TEXTO APRESENTADO:
----

Em noite de troca de afagos e elogios, a Frente Parlamentar da Agropecuária homenageou veículos de imprensa e jornalistas “parceiros”

Chapa branca: o vce-presidente da Band, Paulo Saad, é premiado pelo agronegócio. Foto: divulgação/FPA
Da Redação
08 de junho de 2022, 17h51

Para depreciar a imprensa alternativa de esquerda, a autoproclamada “imprensa profissional” gosta de nos chamar de “jornalismo militante”. Isso porque defendemos justiça social, somos contra a desigualdade, defendemos os sindicatos dos trabalhadores, os sem-terra, os sem-teto, denunciamos os agrotóxicos. Mas eles também não são “militantes” do mercado financeiro, da especulação imobiliária, do agronegócio?

Em uma cerimônia realizada em 31 de Maio em Brasília, a bancada ruralista no Congresso distribuiu prêmios a veículos e jornalistas que consideram “parceiros” do agro. O site De Olho Nos Ruralistas acompanhou o jantar de premiação e contou da “troca de afagos e elogios” entre o agronegócio e os que militam em favor dele na mídia comercial. Confira o texto abaixo.

***

Por Mariana Franco Ramos, no De Olho nos Ruralistas

Em uma noite de troca de afagos e elogios, a FPA (Frente Parlamentar da Agropecuária), braço institucional da bancada ruralista, homenageou veículos de imprensa e jornalistas “parceiros”. A entrega dos prêmios aconteceu no Clube Náutico de Brasília, durante jantar em comemoração aos dez anos do Código Florestal.

----

CONTEÚDO DO CONJUNTO:
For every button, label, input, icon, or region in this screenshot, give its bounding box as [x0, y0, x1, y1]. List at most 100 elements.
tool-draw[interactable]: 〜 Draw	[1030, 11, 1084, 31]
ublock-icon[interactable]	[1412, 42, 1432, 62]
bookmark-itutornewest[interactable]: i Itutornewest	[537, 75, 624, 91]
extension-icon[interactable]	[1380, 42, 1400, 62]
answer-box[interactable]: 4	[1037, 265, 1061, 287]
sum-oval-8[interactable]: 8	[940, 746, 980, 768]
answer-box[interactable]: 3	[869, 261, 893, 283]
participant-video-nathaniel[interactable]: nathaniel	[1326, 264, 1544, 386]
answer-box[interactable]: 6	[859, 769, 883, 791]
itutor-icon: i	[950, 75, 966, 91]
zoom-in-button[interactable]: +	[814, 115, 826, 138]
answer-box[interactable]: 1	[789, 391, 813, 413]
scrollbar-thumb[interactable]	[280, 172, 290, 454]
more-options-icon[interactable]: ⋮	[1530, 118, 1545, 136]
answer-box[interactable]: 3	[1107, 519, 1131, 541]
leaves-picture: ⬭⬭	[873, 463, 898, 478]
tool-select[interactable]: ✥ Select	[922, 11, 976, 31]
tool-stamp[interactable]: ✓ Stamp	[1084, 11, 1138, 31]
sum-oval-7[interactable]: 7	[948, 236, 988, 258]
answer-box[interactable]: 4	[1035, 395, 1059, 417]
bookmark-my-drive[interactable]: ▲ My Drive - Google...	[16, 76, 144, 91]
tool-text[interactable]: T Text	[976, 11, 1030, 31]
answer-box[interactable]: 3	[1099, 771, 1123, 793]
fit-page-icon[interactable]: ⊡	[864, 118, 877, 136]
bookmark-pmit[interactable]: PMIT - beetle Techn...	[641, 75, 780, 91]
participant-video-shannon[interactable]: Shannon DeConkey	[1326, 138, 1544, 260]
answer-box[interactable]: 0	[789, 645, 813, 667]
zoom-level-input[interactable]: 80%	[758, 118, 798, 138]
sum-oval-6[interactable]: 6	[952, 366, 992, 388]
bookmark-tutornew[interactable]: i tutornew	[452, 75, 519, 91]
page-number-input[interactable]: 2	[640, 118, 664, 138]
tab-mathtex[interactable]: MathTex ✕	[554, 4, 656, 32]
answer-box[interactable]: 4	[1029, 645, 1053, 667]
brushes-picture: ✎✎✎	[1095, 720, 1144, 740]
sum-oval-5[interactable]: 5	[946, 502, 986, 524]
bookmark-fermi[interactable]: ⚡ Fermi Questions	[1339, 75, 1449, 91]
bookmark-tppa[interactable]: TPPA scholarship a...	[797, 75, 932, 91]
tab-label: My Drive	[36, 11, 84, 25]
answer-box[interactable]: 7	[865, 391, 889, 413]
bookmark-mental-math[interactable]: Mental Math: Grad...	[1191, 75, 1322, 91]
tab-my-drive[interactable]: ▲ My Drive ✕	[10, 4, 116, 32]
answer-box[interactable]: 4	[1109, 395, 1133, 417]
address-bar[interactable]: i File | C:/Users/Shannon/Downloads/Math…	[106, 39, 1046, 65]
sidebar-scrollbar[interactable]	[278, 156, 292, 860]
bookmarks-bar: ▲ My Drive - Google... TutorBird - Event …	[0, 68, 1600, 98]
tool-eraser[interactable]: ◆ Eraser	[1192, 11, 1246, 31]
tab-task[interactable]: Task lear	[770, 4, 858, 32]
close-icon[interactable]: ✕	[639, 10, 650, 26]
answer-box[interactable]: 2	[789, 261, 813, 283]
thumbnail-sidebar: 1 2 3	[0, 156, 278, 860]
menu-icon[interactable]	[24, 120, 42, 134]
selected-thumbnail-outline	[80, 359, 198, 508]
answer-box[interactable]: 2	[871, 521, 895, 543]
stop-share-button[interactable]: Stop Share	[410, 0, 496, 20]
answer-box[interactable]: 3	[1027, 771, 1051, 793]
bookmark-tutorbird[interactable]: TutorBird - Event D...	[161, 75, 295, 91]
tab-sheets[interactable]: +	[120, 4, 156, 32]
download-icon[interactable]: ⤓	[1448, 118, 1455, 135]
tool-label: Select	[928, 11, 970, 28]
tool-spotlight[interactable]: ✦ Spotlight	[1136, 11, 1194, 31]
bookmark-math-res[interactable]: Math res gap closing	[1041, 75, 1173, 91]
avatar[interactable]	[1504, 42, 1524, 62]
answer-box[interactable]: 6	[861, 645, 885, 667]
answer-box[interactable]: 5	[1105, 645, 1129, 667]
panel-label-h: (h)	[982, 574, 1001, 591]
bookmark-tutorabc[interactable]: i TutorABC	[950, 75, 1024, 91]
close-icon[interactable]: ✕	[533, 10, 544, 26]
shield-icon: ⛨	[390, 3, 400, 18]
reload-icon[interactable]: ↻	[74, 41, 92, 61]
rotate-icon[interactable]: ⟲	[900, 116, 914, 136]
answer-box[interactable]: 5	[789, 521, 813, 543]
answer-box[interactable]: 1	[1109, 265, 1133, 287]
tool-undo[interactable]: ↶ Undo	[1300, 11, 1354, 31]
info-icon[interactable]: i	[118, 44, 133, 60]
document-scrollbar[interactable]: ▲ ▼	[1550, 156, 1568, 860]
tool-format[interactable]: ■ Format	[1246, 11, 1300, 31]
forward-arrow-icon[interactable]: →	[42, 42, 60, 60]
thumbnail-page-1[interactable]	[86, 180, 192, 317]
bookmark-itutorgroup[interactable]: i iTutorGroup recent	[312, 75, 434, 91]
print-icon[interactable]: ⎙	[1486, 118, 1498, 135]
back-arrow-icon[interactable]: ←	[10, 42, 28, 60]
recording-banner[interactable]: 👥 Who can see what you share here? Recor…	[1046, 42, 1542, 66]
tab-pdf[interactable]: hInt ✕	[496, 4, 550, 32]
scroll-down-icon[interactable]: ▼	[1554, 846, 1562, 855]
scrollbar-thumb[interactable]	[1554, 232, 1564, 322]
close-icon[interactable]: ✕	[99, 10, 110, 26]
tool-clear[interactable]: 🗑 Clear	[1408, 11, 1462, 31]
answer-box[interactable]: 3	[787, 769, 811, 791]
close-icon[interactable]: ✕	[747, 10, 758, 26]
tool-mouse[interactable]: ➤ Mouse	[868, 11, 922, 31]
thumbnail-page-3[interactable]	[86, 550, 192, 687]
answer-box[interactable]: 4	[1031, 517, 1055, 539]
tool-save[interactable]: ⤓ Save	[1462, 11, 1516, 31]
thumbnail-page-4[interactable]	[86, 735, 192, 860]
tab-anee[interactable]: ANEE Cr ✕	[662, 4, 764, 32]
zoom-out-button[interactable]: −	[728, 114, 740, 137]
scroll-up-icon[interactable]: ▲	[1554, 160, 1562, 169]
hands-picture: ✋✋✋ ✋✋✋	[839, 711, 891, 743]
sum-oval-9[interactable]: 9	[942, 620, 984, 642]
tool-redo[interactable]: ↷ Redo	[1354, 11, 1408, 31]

----

INSTRUÇÃO:
Com base no texto sobre a premiação da Frente Parlamentar da Agropecuária, explique, em uma a três frases, por que a imprensa alternativa de esquerda é chamada de “jornalismo militante”.

RESOLUÇÃO DA TAREFA:
Segundo o texto, a autoproclamada “imprensa profissional” usa esse rótulo para depreciar a imprensa alternativa de esquerda. O motivo é que essa imprensa defende a justiça social, os sindicatos dos trabalhadores, os sem-terra e os sem-teto, se opõe à desigualdade e denuncia os agrotóxicos.